Dataset records
===============

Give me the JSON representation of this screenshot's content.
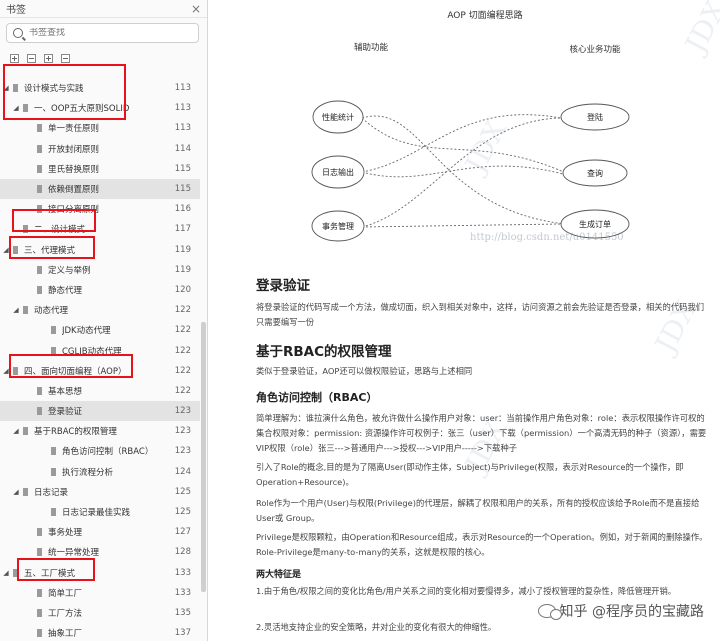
{
  "sidebar": {
    "title": "书签",
    "close_glyph": "×",
    "search": {
      "placeholder": "书签查找",
      "icon": "search-icon"
    },
    "items": [
      {
        "label": "设计模式与实践",
        "page": "113",
        "level": 0,
        "arrow": "◢"
      },
      {
        "label": "一、OOP五大原则SOLID",
        "page": "113",
        "level": 1,
        "arrow": "◢"
      },
      {
        "label": "单一责任原则",
        "page": "113",
        "level": 2,
        "arrow": ""
      },
      {
        "label": "开放封闭原则",
        "page": "114",
        "level": 2,
        "arrow": ""
      },
      {
        "label": "里氏替换原则",
        "page": "115",
        "level": 2,
        "arrow": ""
      },
      {
        "label": "依赖倒置原则",
        "page": "115",
        "level": 2,
        "arrow": "",
        "selected": true
      },
      {
        "label": "接口分离原则",
        "page": "116",
        "level": 2,
        "arrow": ""
      },
      {
        "label": "二、设计模式",
        "page": "117",
        "level": 1,
        "arrow": ""
      },
      {
        "label": "三、代理模式",
        "page": "119",
        "level": 0,
        "arrow": "◢"
      },
      {
        "label": "定义与举例",
        "page": "119",
        "level": 2,
        "arrow": ""
      },
      {
        "label": "静态代理",
        "page": "120",
        "level": 2,
        "arrow": ""
      },
      {
        "label": "动态代理",
        "page": "122",
        "level": 1,
        "arrow": "◢"
      },
      {
        "label": "JDK动态代理",
        "page": "122",
        "level": 3,
        "arrow": ""
      },
      {
        "label": "CGLIB动态代理",
        "page": "122",
        "level": 3,
        "arrow": ""
      },
      {
        "label": "四、面向切面编程（AOP）",
        "page": "122",
        "level": 0,
        "arrow": "◢"
      },
      {
        "label": "基本思想",
        "page": "122",
        "level": 2,
        "arrow": ""
      },
      {
        "label": "登录验证",
        "page": "123",
        "level": 2,
        "arrow": "",
        "selected": true
      },
      {
        "label": "基于RBAC的权限管理",
        "page": "123",
        "level": 1,
        "arrow": "◢"
      },
      {
        "label": "角色访问控制（RBAC）",
        "page": "123",
        "level": 3,
        "arrow": ""
      },
      {
        "label": "执行流程分析",
        "page": "124",
        "level": 3,
        "arrow": ""
      },
      {
        "label": "日志记录",
        "page": "125",
        "level": 1,
        "arrow": "◢"
      },
      {
        "label": "日志记录最佳实践",
        "page": "125",
        "level": 3,
        "arrow": ""
      },
      {
        "label": "事务处理",
        "page": "127",
        "level": 2,
        "arrow": ""
      },
      {
        "label": "统一异常处理",
        "page": "128",
        "level": 2,
        "arrow": ""
      },
      {
        "label": "五、工厂模式",
        "page": "133",
        "level": 0,
        "arrow": "◢"
      },
      {
        "label": "简单工厂",
        "page": "133",
        "level": 2,
        "arrow": ""
      },
      {
        "label": "工厂方法",
        "page": "135",
        "level": 2,
        "arrow": ""
      },
      {
        "label": "抽象工厂",
        "page": "137",
        "level": 2,
        "arrow": ""
      }
    ]
  },
  "diagram": {
    "title": "AOP 切面编程思路",
    "left_header": "辅助功能",
    "right_header": "核心业务功能",
    "left_nodes": [
      "性能统计",
      "日志输出",
      "事务管理"
    ],
    "right_nodes": [
      "登陆",
      "查询",
      "生成订单"
    ],
    "watermark_text": "JDX",
    "url_watermark": "http://blog.csdn.net/u0141550"
  },
  "article": {
    "h_login": "登录验证",
    "p_login": "将登录验证的代码写成一个方法，做成切面，织入到相关对象中，这样，访问资源之前会先验证是否登录，相关的代码我们只需要编写一份",
    "h_rbac": "基于RBAC的权限管理",
    "p_rbac": "类似于登录验证，AOP还可以做权限验证，思路与上述相同",
    "h_rbac_sub": "角色访问控制（RBAC）",
    "p1": "简单理解为：谁拉演什么角色，被允许做什么操作用户对象：user：当前操作用户角色对象：role：表示权限操作许可权的集合权限对象：permission: 资源操作许可权例子：张三（user）下载（permission）一个高清无码的种子（资源），需要VIP权限（role）张三--->普通用户--->授权--->VIP用户----->下载种子",
    "p2": "引入了Role的概念,目的是为了隔离User(即动作主体，Subject)与Privilege(权限，表示对Resource的一个操作，即Operation+Resource)。",
    "p3": "Role作为一个用户(User)与权限(Privilege)的代理层，解耦了权限和用户的关系，所有的授权应该给予Role而不是直接给User或 Group。",
    "p4": "Privilege是权限颗粒，由Operation和Resource组成，表示对Resource的一个Operation。例如，对于新闻的删除操作。Role-Privilege是many-to-many的关系，这就是权限的核心。",
    "h_two": "两大特征是",
    "p5": "1.由于角色/权限之间的变化比角色/用户关系之间的变化相对要慢得多，减小了授权管理的复杂性，降低管理开销。",
    "p6": "2.灵活地支持企业的安全策略，并对企业的变化有很大的伸缩性。",
    "wechat": "知乎 @程序员的宝藏路"
  },
  "colors": {
    "highlight": "#e8121a",
    "sidebar_bg": "#fafafa",
    "selected_row": "#e3e3e3"
  }
}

===============

PROBLEM DESCRIPTION: Transcribe the full listing above exactly as it stands, minus the pictures.

FINISHED TASK:
Give me the JSON representation of this screenshot's content.
{
  "sidebar": {
    "title": "书签",
    "close_glyph": "×",
    "search": {
      "placeholder": "书签查找",
      "icon": "search-icon"
    },
    "items": [
      {
        "label": "设计模式与实践",
        "page": "113",
        "level": 0,
        "arrow": "◢"
      },
      {
        "label": "一、OOP五大原则SOLID",
        "page": "113",
        "level": 1,
        "arrow": "◢"
      },
      {
        "label": "单一责任原则",
        "page": "113",
        "level": 2,
        "arrow": ""
      },
      {
        "label": "开放封闭原则",
        "page": "114",
        "level": 2,
        "arrow": ""
      },
      {
        "label": "里氏替换原则",
        "page": "115",
        "level": 2,
        "arrow": ""
      },
      {
        "label": "依赖倒置原则",
        "page": "115",
        "level": 2,
        "arrow": "",
        "selected": true
      },
      {
        "label": "接口分离原则",
        "page": "116",
        "level": 2,
        "arrow": ""
      },
      {
        "label": "二、设计模式",
        "page": "117",
        "level": 1,
        "arrow": ""
      },
      {
        "label": "三、代理模式",
        "page": "119",
        "level": 0,
        "arrow": "◢"
      },
      {
        "label": "定义与举例",
        "page": "119",
        "level": 2,
        "arrow": ""
      },
      {
        "label": "静态代理",
        "page": "120",
        "level": 2,
        "arrow": ""
      },
      {
        "label": "动态代理",
        "page": "122",
        "level": 1,
        "arrow": "◢"
      },
      {
        "label": "JDK动态代理",
        "page": "122",
        "level": 3,
        "arrow": ""
      },
      {
        "label": "CGLIB动态代理",
        "page": "122",
        "level": 3,
        "arrow": ""
      },
      {
        "label": "四、面向切面编程（AOP）",
        "page": "122",
        "level": 0,
        "arrow": "◢"
      },
      {
        "label": "基本思想",
        "page": "122",
        "level": 2,
        "arrow": ""
      },
      {
        "label": "登录验证",
        "page": "123",
        "level": 2,
        "arrow": "",
        "selected": true
      },
      {
        "label": "基于RBAC的权限管理",
        "page": "123",
        "level": 1,
        "arrow": "◢"
      },
      {
        "label": "角色访问控制（RBAC）",
        "page": "123",
        "level": 3,
        "arrow": ""
      },
      {
        "label": "执行流程分析",
        "page": "124",
        "level": 3,
        "arrow": ""
      },
      {
        "label": "日志记录",
        "page": "125",
        "level": 1,
        "arrow": "◢"
      },
      {
        "label": "日志记录最佳实践",
        "page": "125",
        "level": 3,
        "arrow": ""
      },
      {
        "label": "事务处理",
        "page": "127",
        "level": 2,
        "arrow": ""
      },
      {
        "label": "统一异常处理",
        "page": "128",
        "level": 2,
        "arrow": ""
      },
      {
        "label": "五、工厂模式",
        "page": "133",
        "level": 0,
        "arrow": "◢"
      },
      {
        "label": "简单工厂",
        "page": "133",
        "level": 2,
        "arrow": ""
      },
      {
        "label": "工厂方法",
        "page": "135",
        "level": 2,
        "arrow": ""
      },
      {
        "label": "抽象工厂",
        "page": "137",
        "level": 2,
        "arrow": ""
      }
    ]
  },
  "diagram": {
    "title": "AOP 切面编程思路",
    "left_header": "辅助功能",
    "right_header": "核心业务功能",
    "left_nodes": [
      "性能统计",
      "日志输出",
      "事务管理"
    ],
    "right_nodes": [
      "登陆",
      "查询",
      "生成订单"
    ],
    "watermark_text": "JDX",
    "url_watermark": "http://blog.csdn.net/u0141550"
  },
  "article": {
    "h_login": "登录验证",
    "p_login": "将登录验证的代码写成一个方法，做成切面，织入到相关对象中，这样，访问资源之前会先验证是否登录，相关的代码我们只需要编写一份",
    "h_rbac": "基于RBAC的权限管理",
    "p_rbac": "类似于登录验证，AOP还可以做权限验证，思路与上述相同",
    "h_rbac_sub": "角色访问控制（RBAC）",
    "p1": "简单理解为：谁拉演什么角色，被允许做什么操作用户对象：user：当前操作用户角色对象：role：表示权限操作许可权的集合权限对象：permission: 资源操作许可权例子：张三（user）下载（permission）一个高清无码的种子（资源），需要VIP权限（role）张三--->普通用户--->授权--->VIP用户----->下载种子",
    "p2": "引入了Role的概念,目的是为了隔离User(即动作主体，Subject)与Privilege(权限，表示对Resource的一个操作，即Operation+Resource)。",
    "p3": "Role作为一个用户(User)与权限(Privilege)的代理层，解耦了权限和用户的关系，所有的授权应该给予Role而不是直接给User或 Group。",
    "p4": "Privilege是权限颗粒，由Operation和Resource组成，表示对Resource的一个Operation。例如，对于新闻的删除操作。Role-Privilege是many-to-many的关系，这就是权限的核心。",
    "h_two": "两大特征是",
    "p5": "1.由于角色/权限之间的变化比角色/用户关系之间的变化相对要慢得多，减小了授权管理的复杂性，降低管理开销。",
    "p6": "2.灵活地支持企业的安全策略，并对企业的变化有很大的伸缩性。",
    "wechat": "知乎 @程序员的宝藏路"
  },
  "colors": {
    "highlight": "#e8121a",
    "sidebar_bg": "#fafafa",
    "selected_row": "#e3e3e3"
  }
}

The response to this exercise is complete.